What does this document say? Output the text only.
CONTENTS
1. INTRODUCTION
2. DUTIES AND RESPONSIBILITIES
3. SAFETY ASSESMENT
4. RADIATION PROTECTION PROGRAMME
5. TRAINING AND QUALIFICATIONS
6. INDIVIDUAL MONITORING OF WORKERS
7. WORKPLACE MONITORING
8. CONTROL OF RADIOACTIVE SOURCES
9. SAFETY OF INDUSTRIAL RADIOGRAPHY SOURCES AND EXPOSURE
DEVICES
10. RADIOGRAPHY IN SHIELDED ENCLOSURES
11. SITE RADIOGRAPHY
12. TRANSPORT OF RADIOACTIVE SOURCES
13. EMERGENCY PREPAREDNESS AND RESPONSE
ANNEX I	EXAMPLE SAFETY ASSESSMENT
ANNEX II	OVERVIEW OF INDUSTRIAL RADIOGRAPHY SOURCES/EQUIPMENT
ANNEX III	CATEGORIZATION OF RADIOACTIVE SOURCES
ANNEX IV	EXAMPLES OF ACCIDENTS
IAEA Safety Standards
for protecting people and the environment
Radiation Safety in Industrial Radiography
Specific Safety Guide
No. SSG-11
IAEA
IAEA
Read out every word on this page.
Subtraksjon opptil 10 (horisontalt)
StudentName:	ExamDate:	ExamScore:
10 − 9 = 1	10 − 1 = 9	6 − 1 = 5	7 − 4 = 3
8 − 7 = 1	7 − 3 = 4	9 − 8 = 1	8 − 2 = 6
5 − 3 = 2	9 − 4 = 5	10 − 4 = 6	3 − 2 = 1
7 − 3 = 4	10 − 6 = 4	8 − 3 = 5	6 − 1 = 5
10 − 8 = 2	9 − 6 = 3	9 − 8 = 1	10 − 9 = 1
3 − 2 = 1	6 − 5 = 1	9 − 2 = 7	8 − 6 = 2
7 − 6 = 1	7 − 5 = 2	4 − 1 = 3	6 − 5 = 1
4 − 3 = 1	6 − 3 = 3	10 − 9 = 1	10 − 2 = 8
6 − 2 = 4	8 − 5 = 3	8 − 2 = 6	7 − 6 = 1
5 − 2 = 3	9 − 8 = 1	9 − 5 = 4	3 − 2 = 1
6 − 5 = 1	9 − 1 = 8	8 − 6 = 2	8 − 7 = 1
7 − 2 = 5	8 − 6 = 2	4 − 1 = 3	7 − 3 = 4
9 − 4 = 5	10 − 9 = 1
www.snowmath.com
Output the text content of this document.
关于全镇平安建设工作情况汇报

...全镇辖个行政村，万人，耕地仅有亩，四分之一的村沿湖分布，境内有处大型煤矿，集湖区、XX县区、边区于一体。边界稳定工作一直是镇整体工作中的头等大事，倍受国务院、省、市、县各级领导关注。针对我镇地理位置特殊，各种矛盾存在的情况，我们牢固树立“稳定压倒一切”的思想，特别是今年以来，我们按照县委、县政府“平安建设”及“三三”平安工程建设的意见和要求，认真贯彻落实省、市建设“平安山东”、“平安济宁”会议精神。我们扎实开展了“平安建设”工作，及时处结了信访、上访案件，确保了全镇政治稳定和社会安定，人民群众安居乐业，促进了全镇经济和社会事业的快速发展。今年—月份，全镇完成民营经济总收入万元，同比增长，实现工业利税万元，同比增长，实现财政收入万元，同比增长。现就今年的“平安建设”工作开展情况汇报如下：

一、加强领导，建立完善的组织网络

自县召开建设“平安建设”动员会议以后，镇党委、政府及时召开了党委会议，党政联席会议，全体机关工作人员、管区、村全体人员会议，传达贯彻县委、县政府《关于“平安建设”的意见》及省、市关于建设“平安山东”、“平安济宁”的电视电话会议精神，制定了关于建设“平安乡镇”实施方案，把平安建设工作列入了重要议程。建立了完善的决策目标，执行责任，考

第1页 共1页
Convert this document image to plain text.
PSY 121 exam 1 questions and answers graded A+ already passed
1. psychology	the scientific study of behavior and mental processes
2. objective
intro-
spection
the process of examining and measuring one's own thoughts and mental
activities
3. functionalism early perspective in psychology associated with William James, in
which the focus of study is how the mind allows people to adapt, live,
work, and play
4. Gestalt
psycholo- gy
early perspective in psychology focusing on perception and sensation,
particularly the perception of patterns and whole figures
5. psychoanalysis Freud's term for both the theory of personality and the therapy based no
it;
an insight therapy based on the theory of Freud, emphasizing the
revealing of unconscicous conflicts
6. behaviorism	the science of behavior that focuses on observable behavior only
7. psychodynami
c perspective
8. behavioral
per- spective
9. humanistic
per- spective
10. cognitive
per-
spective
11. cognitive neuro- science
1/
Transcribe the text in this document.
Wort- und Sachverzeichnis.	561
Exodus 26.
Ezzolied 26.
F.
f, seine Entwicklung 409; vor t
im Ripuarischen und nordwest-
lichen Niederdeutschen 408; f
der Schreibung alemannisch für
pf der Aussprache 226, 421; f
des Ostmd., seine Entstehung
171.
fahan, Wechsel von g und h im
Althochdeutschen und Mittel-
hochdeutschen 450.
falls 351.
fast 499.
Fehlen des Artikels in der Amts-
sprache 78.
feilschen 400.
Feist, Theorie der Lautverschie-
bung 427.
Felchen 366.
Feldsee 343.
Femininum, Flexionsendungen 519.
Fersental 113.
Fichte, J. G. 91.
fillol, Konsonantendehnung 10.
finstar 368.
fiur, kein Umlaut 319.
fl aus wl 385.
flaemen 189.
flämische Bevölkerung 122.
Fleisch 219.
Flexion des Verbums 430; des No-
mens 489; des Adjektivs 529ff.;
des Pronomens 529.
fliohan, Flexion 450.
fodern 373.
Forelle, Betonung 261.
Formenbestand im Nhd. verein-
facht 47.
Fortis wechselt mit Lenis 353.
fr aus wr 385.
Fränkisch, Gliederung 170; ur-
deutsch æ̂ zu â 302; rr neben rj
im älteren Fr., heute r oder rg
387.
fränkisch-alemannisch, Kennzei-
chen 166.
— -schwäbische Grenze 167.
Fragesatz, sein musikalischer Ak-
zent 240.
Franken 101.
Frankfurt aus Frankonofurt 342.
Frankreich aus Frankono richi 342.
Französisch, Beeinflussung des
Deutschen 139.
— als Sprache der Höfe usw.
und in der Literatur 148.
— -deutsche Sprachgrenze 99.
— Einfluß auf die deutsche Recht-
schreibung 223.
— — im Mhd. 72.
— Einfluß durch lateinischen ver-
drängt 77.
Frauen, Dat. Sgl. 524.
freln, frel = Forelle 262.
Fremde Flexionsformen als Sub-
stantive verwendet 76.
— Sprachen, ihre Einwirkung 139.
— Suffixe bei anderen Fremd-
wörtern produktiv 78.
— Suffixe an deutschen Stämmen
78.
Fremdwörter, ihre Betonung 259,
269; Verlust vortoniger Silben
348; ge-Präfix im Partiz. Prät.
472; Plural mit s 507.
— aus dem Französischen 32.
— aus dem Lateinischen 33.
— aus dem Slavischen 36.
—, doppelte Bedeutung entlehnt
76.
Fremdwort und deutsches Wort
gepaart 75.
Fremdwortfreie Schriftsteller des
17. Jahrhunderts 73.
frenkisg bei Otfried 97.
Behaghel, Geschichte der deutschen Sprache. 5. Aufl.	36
#####
Select all lines with the word "theory" from the entries above.

5. psychoanalysis Freud's term for both the theory of personality and the therapy based no
an insight therapy based on the theory of Freud, emphasizing the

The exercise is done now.